_Data entries:_
##########
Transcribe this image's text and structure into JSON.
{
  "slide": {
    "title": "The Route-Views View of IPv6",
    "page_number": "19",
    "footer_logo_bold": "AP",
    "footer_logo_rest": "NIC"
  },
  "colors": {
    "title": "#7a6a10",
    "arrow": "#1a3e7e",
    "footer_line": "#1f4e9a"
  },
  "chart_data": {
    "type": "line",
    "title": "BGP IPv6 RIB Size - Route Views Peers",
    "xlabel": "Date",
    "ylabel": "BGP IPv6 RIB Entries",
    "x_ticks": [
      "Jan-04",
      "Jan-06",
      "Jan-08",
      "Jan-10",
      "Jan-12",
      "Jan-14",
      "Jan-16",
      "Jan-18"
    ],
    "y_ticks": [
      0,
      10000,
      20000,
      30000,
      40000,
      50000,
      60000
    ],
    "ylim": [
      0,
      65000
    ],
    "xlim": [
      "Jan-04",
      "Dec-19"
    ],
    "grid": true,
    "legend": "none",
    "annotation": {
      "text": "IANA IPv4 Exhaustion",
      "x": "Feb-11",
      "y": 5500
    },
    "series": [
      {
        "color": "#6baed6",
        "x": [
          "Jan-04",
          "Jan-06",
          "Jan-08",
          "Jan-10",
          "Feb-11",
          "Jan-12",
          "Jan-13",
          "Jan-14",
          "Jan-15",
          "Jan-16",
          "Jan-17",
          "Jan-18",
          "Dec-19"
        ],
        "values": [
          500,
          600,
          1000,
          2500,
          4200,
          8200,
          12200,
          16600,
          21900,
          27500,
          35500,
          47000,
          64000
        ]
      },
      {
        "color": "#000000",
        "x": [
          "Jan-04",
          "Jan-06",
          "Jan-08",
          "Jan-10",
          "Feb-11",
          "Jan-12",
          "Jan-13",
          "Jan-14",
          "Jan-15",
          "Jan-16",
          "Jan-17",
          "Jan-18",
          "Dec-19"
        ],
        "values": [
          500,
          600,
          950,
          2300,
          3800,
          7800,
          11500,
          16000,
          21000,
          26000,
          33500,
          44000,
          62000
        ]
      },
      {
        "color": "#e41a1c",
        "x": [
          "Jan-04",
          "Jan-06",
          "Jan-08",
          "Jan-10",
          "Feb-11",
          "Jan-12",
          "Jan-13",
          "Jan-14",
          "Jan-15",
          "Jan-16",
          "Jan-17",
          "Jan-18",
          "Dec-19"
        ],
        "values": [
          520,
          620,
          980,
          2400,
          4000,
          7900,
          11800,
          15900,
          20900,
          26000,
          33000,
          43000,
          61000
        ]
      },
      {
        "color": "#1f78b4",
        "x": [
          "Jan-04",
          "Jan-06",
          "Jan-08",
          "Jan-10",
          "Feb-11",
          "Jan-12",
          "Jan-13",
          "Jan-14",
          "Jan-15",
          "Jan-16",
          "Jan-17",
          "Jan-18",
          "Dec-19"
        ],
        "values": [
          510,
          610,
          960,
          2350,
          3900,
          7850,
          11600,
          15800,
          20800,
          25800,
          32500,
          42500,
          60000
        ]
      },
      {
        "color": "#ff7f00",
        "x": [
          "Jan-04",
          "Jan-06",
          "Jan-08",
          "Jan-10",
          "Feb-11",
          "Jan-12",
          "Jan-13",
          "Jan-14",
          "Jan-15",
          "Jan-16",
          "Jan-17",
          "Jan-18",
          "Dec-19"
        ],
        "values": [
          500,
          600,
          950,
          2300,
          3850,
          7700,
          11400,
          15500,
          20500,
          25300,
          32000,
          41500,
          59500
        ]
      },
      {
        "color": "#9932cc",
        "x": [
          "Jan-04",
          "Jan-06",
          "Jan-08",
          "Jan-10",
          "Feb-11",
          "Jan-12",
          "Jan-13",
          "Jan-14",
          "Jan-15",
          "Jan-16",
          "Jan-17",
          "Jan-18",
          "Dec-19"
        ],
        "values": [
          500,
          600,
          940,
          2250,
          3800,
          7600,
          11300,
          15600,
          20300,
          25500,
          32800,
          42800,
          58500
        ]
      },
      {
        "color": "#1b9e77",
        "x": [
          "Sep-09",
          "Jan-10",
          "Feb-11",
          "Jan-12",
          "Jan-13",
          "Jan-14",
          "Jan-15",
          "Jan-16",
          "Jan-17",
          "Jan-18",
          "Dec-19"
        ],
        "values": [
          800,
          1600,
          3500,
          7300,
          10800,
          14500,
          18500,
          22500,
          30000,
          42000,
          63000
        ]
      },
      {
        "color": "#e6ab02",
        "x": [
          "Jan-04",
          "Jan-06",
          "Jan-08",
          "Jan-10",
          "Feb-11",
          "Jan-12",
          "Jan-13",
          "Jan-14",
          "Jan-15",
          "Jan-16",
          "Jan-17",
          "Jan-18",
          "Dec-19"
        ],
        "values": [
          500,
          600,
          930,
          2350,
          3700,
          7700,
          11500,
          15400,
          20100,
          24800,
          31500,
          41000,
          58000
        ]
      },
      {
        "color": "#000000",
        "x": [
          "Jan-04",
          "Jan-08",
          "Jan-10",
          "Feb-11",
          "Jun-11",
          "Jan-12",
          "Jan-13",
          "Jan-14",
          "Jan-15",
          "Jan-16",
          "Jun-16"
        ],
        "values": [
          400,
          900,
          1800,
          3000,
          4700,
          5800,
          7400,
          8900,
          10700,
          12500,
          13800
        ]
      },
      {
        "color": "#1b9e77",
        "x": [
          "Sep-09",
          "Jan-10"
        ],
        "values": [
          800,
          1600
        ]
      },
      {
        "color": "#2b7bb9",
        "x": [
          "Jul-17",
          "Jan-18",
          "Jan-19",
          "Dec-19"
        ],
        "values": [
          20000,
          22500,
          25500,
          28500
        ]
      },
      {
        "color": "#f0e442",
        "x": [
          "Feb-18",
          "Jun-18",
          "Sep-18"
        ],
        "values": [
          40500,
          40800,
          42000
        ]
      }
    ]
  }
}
##########
_Given problem:_
Print out every entry, keeping each one exact.

_Worked answer:_
Transcribe this image's text and structure into JSON.
{
  "slide": {
    "title": "The Route-Views View of IPv6",
    "page_number": "19",
    "footer_logo_bold": "AP",
    "footer_logo_rest": "NIC"
  },
  "colors": {
    "title": "#7a6a10",
    "arrow": "#1a3e7e",
    "footer_line": "#1f4e9a"
  },
  "chart_data": {
    "type": "line",
    "title": "BGP IPv6 RIB Size - Route Views Peers",
    "xlabel": "Date",
    "ylabel": "BGP IPv6 RIB Entries",
    "x_ticks": [
      "Jan-04",
      "Jan-06",
      "Jan-08",
      "Jan-10",
      "Jan-12",
      "Jan-14",
      "Jan-16",
      "Jan-18"
    ],
    "y_ticks": [
      0,
      10000,
      20000,
      30000,
      40000,
      50000,
      60000
    ],
    "ylim": [
      0,
      65000
    ],
    "xlim": [
      "Jan-04",
      "Dec-19"
    ],
    "grid": true,
    "legend": "none",
    "annotation": {
      "text": "IANA IPv4 Exhaustion",
      "x": "Feb-11",
      "y": 5500
    },
    "series": [
      {
        "color": "#6baed6",
        "x": [
          "Jan-04",
          "Jan-06",
          "Jan-08",
          "Jan-10",
          "Feb-11",
          "Jan-12",
          "Jan-13",
          "Jan-14",
          "Jan-15",
          "Jan-16",
          "Jan-17",
          "Jan-18",
          "Dec-19"
        ],
        "values": [
          500,
          600,
          1000,
          2500,
          4200,
          8200,
          12200,
          16600,
          21900,
          27500,
          35500,
          47000,
          64000
        ]
      },
      {
        "color": "#000000",
        "x": [
          "Jan-04",
          "Jan-06",
          "Jan-08",
          "Jan-10",
          "Feb-11",
          "Jan-12",
          "Jan-13",
          "Jan-14",
          "Jan-15",
          "Jan-16",
          "Jan-17",
          "Jan-18",
          "Dec-19"
        ],
        "values": [
          500,
          600,
          950,
          2300,
          3800,
          7800,
          11500,
          16000,
          21000,
          26000,
          33500,
          44000,
          62000
        ]
      },
      {
        "color": "#e41a1c",
        "x": [
          "Jan-04",
          "Jan-06",
          "Jan-08",
          "Jan-10",
          "Feb-11",
          "Jan-12",
          "Jan-13",
          "Jan-14",
          "Jan-15",
          "Jan-16",
          "Jan-17",
          "Jan-18",
          "Dec-19"
        ],
        "values": [
          520,
          620,
          980,
          2400,
          4000,
          7900,
          11800,
          15900,
          20900,
          26000,
          33000,
          43000,
          61000
        ]
      },
      {
        "color": "#1f78b4",
        "x": [
          "Jan-04",
          "Jan-06",
          "Jan-08",
          "Jan-10",
          "Feb-11",
          "Jan-12",
          "Jan-13",
          "Jan-14",
          "Jan-15",
          "Jan-16",
          "Jan-17",
          "Jan-18",
          "Dec-19"
        ],
        "values": [
          510,
          610,
          960,
          2350,
          3900,
          7850,
          11600,
          15800,
          20800,
          25800,
          32500,
          42500,
          60000
        ]
      },
      {
        "color": "#ff7f00",
        "x": [
          "Jan-04",
          "Jan-06",
          "Jan-08",
          "Jan-10",
          "Feb-11",
          "Jan-12",
          "Jan-13",
          "Jan-14",
          "Jan-15",
          "Jan-16",
          "Jan-17",
          "Jan-18",
          "Dec-19"
        ],
        "values": [
          500,
          600,
          950,
          2300,
          3850,
          7700,
          11400,
          15500,
          20500,
          25300,
          32000,
          41500,
          59500
        ]
      },
      {
        "color": "#9932cc",
        "x": [
          "Jan-04",
          "Jan-06",
          "Jan-08",
          "Jan-10",
          "Feb-11",
          "Jan-12",
          "Jan-13",
          "Jan-14",
          "Jan-15",
          "Jan-16",
          "Jan-17",
          "Jan-18",
          "Dec-19"
        ],
        "values": [
          500,
          600,
          940,
          2250,
          3800,
          7600,
          11300,
          15600,
          20300,
          25500,
          32800,
          42800,
          58500
        ]
      },
      {
        "color": "#1b9e77",
        "x": [
          "Sep-09",
          "Jan-10",
          "Feb-11",
          "Jan-12",
          "Jan-13",
          "Jan-14",
          "Jan-15",
          "Jan-16",
          "Jan-17",
          "Jan-18",
          "Dec-19"
        ],
        "values": [
          800,
          1600,
          3500,
          7300,
          10800,
          14500,
          18500,
          22500,
          30000,
          42000,
          63000
        ]
      },
      {
        "color": "#e6ab02",
        "x": [
          "Jan-04",
          "Jan-06",
          "Jan-08",
          "Jan-10",
          "Feb-11",
          "Jan-12",
          "Jan-13",
          "Jan-14",
          "Jan-15",
          "Jan-16",
          "Jan-17",
          "Jan-18",
          "Dec-19"
        ],
        "values": [
          500,
          600,
          930,
          2350,
          3700,
          7700,
          11500,
          15400,
          20100,
          24800,
          31500,
          41000,
          58000
        ]
      },
      {
        "color": "#000000",
        "x": [
          "Jan-04",
          "Jan-08",
          "Jan-10",
          "Feb-11",
          "Jun-11",
          "Jan-12",
          "Jan-13",
          "Jan-14",
          "Jan-15",
          "Jan-16",
          "Jun-16"
        ],
        "values": [
          400,
          900,
          1800,
          3000,
          4700,
          5800,
          7400,
          8900,
          10700,
          12500,
          13800
        ]
      },
      {
        "color": "#1b9e77",
        "x": [
          "Sep-09",
          "Jan-10"
        ],
        "values": [
          800,
          1600
        ]
      },
      {
        "color": "#2b7bb9",
        "x": [
          "Jul-17",
          "Jan-18",
          "Jan-19",
          "Dec-19"
        ],
        "values": [
          20000,
          22500,
          25500,
          28500
        ]
      },
      {
        "color": "#f0e442",
        "x": [
          "Feb-18",
          "Jun-18",
          "Sep-18"
        ],
        "values": [
          40500,
          40800,
          42000
        ]
      }
    ]
  }
}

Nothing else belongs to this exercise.